• RECORDS:
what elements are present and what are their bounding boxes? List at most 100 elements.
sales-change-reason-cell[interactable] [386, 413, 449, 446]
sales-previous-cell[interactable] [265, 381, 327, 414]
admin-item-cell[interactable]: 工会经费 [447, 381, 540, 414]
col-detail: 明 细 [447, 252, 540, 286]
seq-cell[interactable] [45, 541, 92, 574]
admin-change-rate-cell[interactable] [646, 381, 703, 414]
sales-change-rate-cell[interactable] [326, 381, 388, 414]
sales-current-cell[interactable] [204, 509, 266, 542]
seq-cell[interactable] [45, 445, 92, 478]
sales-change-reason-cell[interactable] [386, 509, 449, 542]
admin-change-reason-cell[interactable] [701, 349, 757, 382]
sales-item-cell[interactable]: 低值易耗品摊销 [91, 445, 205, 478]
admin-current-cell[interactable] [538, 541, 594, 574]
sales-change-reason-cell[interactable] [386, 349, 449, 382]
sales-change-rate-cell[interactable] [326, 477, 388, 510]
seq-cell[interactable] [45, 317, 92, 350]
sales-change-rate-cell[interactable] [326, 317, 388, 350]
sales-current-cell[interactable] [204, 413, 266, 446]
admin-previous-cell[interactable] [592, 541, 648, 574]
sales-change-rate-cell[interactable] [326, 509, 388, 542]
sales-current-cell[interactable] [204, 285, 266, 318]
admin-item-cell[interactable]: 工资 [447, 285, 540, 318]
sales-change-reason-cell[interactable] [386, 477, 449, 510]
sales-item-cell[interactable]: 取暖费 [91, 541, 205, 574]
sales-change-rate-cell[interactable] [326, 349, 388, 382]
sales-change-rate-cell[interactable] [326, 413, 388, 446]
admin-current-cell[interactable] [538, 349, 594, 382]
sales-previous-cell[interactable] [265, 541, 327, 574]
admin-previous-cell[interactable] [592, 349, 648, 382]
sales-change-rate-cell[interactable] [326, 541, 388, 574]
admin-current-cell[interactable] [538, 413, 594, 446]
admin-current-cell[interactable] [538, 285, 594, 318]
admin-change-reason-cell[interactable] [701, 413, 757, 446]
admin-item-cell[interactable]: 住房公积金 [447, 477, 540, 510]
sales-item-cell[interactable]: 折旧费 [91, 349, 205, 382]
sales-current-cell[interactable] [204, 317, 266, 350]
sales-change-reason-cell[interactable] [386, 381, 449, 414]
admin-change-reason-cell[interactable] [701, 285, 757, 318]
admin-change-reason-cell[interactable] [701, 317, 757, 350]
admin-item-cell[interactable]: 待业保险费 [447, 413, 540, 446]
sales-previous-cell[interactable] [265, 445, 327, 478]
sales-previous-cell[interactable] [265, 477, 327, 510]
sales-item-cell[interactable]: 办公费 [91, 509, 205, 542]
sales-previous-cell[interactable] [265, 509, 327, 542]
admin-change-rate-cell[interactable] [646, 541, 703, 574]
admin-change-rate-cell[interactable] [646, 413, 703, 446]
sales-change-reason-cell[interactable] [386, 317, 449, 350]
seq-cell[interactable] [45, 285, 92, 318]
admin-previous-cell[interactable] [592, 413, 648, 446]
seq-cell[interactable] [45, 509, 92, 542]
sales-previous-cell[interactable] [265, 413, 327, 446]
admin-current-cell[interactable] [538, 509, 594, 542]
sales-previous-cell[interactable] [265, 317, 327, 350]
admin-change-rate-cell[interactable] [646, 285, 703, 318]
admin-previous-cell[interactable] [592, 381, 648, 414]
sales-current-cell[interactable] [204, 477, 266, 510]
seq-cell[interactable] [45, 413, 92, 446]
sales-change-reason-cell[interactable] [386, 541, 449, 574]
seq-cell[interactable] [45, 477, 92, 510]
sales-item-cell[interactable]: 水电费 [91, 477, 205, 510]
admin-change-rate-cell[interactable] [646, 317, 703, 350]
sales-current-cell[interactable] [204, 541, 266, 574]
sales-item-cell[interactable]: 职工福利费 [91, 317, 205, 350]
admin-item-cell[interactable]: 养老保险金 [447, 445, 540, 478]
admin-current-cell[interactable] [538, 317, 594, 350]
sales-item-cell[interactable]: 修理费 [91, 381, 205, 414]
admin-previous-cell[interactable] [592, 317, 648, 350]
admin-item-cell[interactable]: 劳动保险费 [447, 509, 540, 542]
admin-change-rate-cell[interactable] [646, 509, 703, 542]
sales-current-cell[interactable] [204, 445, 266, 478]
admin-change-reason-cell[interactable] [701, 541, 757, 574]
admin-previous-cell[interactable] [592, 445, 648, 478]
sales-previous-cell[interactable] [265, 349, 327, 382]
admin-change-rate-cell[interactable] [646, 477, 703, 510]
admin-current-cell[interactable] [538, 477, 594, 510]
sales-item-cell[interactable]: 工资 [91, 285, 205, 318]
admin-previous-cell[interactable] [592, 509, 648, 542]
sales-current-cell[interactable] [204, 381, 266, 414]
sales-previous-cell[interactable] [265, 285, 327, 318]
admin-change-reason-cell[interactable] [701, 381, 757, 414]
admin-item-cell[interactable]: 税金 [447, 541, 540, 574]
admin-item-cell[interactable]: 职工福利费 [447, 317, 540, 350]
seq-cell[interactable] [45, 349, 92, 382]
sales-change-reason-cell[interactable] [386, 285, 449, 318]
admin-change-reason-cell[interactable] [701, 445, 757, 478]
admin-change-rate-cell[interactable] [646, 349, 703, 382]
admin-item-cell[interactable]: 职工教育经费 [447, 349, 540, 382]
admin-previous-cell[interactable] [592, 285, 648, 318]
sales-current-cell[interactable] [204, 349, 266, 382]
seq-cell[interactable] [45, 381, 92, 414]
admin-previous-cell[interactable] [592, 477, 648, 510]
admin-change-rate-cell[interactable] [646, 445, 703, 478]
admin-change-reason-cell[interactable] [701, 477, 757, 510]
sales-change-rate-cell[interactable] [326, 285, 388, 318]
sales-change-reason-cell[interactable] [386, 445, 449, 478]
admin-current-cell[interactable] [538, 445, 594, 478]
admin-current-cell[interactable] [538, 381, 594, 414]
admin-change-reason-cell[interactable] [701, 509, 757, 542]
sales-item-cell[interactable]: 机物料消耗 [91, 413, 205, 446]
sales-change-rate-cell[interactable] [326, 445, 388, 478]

• OBJECTIVE: Give the rows above as a Markdown table with the columns "Number" and "Text", starting at the first row and ending at the one containing "seq-cell[interactable] [45, 541, 92, 574]". Leave out any blank lines.

• ANSWER:
| Number | Text |
|---|---|
| 1 | what elements are present and what are their bounding boxes? List at most 100 elements. |
| 2 | sales-change-reason-cell[interactable] [386, 413, 449, 446] |
| 3 | sales-previous-cell[interactable] [265, 381, 327, 414] |
| 4 | admin-item-cell[interactable]: 工会经费 [447, 381, 540, 414] |
| 5 | col-detail: 明 细 [447, 252, 540, 286] |
| 6 | seq-cell[interactable] [45, 541, 92, 574] |